Put all of the lines below into a numbered list, skipping any blank lines and leaving out the pictures.

Input records start

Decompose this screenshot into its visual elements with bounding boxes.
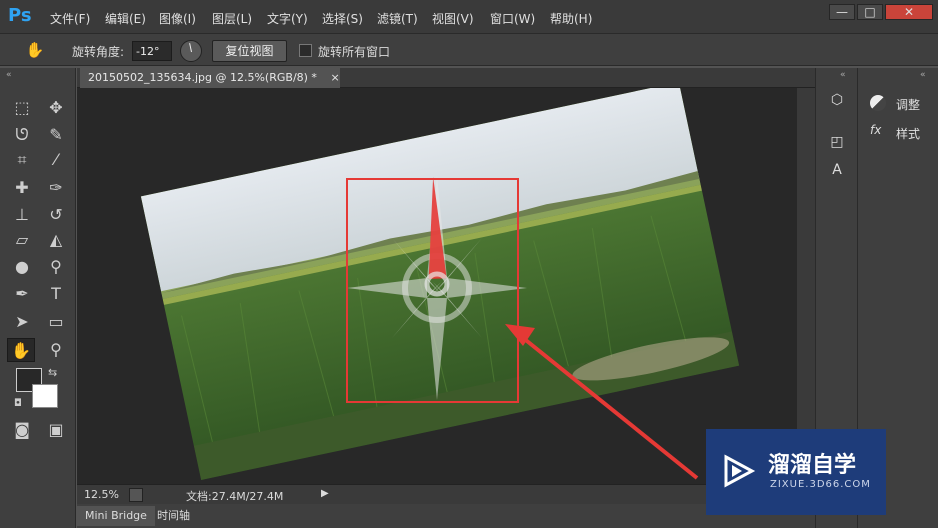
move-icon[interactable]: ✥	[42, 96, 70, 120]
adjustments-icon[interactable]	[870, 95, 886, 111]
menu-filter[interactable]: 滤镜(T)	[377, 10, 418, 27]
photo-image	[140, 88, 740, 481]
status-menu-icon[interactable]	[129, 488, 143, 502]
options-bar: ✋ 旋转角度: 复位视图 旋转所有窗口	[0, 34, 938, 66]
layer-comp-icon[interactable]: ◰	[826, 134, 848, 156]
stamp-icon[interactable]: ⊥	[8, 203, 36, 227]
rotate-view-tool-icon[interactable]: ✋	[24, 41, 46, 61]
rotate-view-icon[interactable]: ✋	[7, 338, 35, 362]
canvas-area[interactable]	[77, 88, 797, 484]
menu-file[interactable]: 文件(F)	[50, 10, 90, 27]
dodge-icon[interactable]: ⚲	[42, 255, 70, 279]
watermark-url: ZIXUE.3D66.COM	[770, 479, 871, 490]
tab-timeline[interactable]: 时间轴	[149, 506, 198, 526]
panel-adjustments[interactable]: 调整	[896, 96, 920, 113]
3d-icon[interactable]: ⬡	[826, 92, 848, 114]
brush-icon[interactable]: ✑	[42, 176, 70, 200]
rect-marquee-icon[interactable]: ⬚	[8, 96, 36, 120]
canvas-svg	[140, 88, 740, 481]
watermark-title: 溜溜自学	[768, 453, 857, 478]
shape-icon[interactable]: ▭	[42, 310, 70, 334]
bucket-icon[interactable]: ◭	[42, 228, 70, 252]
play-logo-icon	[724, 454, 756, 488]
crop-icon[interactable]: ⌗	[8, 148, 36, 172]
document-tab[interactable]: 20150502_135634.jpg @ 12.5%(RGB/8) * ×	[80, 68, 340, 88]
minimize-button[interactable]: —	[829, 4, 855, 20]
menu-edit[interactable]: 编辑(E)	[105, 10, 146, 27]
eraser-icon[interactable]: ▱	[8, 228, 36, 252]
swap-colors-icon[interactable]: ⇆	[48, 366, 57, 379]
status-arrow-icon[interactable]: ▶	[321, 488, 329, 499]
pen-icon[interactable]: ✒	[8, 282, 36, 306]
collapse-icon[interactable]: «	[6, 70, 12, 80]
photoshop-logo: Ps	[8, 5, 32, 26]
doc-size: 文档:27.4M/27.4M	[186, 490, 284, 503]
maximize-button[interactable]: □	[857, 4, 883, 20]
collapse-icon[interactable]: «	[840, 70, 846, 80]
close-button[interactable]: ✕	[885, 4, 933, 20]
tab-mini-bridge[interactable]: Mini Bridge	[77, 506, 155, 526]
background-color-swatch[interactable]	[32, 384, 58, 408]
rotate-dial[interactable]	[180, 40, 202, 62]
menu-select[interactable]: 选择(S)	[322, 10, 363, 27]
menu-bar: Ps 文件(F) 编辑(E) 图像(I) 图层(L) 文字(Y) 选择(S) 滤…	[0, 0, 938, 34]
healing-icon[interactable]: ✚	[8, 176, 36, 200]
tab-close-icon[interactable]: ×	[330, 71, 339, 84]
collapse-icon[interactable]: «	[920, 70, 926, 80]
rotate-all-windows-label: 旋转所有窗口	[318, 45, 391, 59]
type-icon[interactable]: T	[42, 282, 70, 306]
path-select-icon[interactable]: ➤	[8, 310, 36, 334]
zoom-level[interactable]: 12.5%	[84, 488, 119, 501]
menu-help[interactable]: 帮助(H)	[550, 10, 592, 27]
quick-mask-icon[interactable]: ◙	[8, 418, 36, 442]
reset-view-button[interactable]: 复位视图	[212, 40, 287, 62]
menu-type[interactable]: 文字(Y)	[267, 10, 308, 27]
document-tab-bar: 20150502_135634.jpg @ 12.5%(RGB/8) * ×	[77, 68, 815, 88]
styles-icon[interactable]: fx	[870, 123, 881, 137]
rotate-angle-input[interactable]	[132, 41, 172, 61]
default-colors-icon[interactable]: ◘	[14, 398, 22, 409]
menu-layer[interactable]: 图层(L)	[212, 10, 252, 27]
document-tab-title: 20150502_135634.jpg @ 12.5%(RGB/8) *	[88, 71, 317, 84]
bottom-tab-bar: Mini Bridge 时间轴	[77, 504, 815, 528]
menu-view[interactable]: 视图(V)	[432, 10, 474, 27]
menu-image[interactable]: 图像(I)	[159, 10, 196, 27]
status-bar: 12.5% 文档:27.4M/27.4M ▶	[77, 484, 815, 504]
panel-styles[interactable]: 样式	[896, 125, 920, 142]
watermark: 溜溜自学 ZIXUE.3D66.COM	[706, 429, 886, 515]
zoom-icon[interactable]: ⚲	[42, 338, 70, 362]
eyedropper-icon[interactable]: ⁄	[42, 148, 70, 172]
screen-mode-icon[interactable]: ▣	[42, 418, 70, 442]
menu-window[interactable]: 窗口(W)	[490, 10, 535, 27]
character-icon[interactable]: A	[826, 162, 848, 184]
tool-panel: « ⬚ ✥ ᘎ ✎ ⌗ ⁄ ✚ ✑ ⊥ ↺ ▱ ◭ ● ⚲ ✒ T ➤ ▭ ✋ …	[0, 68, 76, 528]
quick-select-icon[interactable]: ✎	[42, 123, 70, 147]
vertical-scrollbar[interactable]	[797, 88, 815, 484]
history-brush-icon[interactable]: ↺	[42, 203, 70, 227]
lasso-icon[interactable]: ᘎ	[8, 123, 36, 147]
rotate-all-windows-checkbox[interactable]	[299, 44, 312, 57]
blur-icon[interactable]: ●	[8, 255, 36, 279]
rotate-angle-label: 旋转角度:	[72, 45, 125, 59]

Input records end

Final result:
1. Decompose this screenshot into its visual elements with bounding boxes.
2. move-icon[interactable]: ✥	[42, 96, 70, 120]
3. adjustments-icon[interactable]	[870, 95, 886, 111]
4. menu-filter[interactable]: 滤镜(T)	[377, 10, 418, 27]
5. photo-image	[140, 88, 740, 481]
6. status-menu-icon[interactable]	[129, 488, 143, 502]
7. options-bar: ✋ 旋转角度: 复位视图 旋转所有窗口	[0, 34, 938, 66]
8. layer-comp-icon[interactable]: ◰	[826, 134, 848, 156]
9. stamp-icon[interactable]: ⊥	[8, 203, 36, 227]
10. rotate-view-tool-icon[interactable]: ✋	[24, 41, 46, 61]
11. rotate-view-icon[interactable]: ✋	[7, 338, 35, 362]
12. canvas-area[interactable]	[77, 88, 797, 484]
13. menu-file[interactable]: 文件(F)	[50, 10, 90, 27]
14. dodge-icon[interactable]: ⚲	[42, 255, 70, 279]
15. watermark-url: ZIXUE.3D66.COM	[770, 479, 871, 490]
16. tab-timeline[interactable]: 时间轴	[149, 506, 198, 526]
17. panel-adjustments[interactable]: 调整	[896, 96, 920, 113]
18. 3d-icon[interactable]: ⬡	[826, 92, 848, 114]
19. brush-icon[interactable]: ✑	[42, 176, 70, 200]
20. rect-marquee-icon[interactable]: ⬚	[8, 96, 36, 120]
21. canvas-svg	[140, 88, 740, 481]
22. watermark-title: 溜溜自学	[768, 453, 857, 478]
23. shape-icon[interactable]: ▭	[42, 310, 70, 334]
24. bucket-icon[interactable]: ◭	[42, 228, 70, 252]
25. play-logo-icon	[724, 454, 756, 488]
26. crop-icon[interactable]: ⌗	[8, 148, 36, 172]
27. document-tab[interactable]: 20150502_135634.jpg @ 12.5%(RGB/8) * ×	[80, 68, 340, 88]
28. minimize-button[interactable]: —	[829, 4, 855, 20]
29. menu-edit[interactable]: 编辑(E)	[105, 10, 146, 27]
30. eraser-icon[interactable]: ▱	[8, 228, 36, 252]
31. swap-colors-icon[interactable]: ⇆	[48, 366, 57, 379]
32. status-arrow-icon[interactable]: ▶	[321, 488, 329, 499]
33. pen-icon[interactable]: ✒	[8, 282, 36, 306]
34. collapse-icon[interactable]: «	[6, 70, 12, 80]
35. photoshop-logo: Ps	[8, 5, 32, 26]
36. doc-size: 文档:27.4M/27.4M	[186, 490, 284, 503]
37. maximize-button[interactable]: □	[857, 4, 883, 20]
38. collapse-icon[interactable]: «	[840, 70, 846, 80]
39. close-button[interactable]: ✕	[885, 4, 933, 20]
40. tab-mini-bridge[interactable]: Mini Bridge	[77, 506, 155, 526]
41. background-color-swatch[interactable]	[32, 384, 58, 408]
42. rotate-dial[interactable]	[180, 40, 202, 62]
43. menu-select[interactable]: 选择(S)	[322, 10, 363, 27]
44. menu-bar: Ps 文件(F) 编辑(E) 图像(I) 图层(L) 文字(Y) 选择(S) 滤…	[0, 0, 938, 34]
45. healing-icon[interactable]: ✚	[8, 176, 36, 200]
46. tab-close-icon[interactable]: ×	[330, 71, 339, 84]
47. collapse-icon[interactable]: «	[920, 70, 926, 80]
48. rotate-all-windows-label: 旋转所有窗口	[318, 45, 391, 59]
49. type-icon[interactable]: T	[42, 282, 70, 306]
50. path-select-icon[interactable]: ➤	[8, 310, 36, 334]
51. zoom-level[interactable]: 12.5%	[84, 488, 119, 501]
52. menu-help[interactable]: 帮助(H)	[550, 10, 592, 27]
53. quick-mask-icon[interactable]: ◙	[8, 418, 36, 442]
54. reset-view-button[interactable]: 复位视图	[212, 40, 287, 62]
55. menu-type[interactable]: 文字(Y)	[267, 10, 308, 27]
56. document-tab-bar: 20150502_135634.jpg @ 12.5%(RGB/8) * ×	[77, 68, 815, 88]
57. styles-icon[interactable]: fx	[870, 123, 881, 137]
58. rotate-angle-input[interactable]	[132, 41, 172, 61]
59. default-colors-icon[interactable]: ◘	[14, 398, 22, 409]
60. menu-layer[interactable]: 图层(L)	[212, 10, 252, 27]
61. document-tab-title: 20150502_135634.jpg @ 12.5%(RGB/8) *	[88, 71, 317, 84]
62. bottom-tab-bar: Mini Bridge 时间轴	[77, 504, 815, 528]
63. menu-view[interactable]: 视图(V)	[432, 10, 474, 27]
64. menu-image[interactable]: 图像(I)	[159, 10, 196, 27]
65. status-bar: 12.5% 文档:27.4M/27.4M ▶	[77, 484, 815, 504]
66. panel-styles[interactable]: 样式	[896, 125, 920, 142]
67. watermark: 溜溜自学 ZIXUE.3D66.COM	[706, 429, 886, 515]
68. zoom-icon[interactable]: ⚲	[42, 338, 70, 362]
69. eyedropper-icon[interactable]: ⁄	[42, 148, 70, 172]
70. screen-mode-icon[interactable]: ▣	[42, 418, 70, 442]
71. menu-window[interactable]: 窗口(W)	[490, 10, 535, 27]
72. character-icon[interactable]: A	[826, 162, 848, 184]
73. tool-panel: « ⬚ ✥ ᘎ ✎ ⌗ ⁄ ✚ ✑ ⊥ ↺ ▱ ◭ ● ⚲ ✒ T ➤ ▭ ✋ …	[0, 68, 76, 528]
74. quick-select-icon[interactable]: ✎	[42, 123, 70, 147]
75. vertical-scrollbar[interactable]	[797, 88, 815, 484]
76. history-brush-icon[interactable]: ↺	[42, 203, 70, 227]
77. lasso-icon[interactable]: ᘎ	[8, 123, 36, 147]
78. rotate-all-windows-checkbox[interactable]	[299, 44, 312, 57]
79. blur-icon[interactable]: ●	[8, 255, 36, 279]
80. rotate-angle-label: 旋转角度:	[72, 45, 125, 59]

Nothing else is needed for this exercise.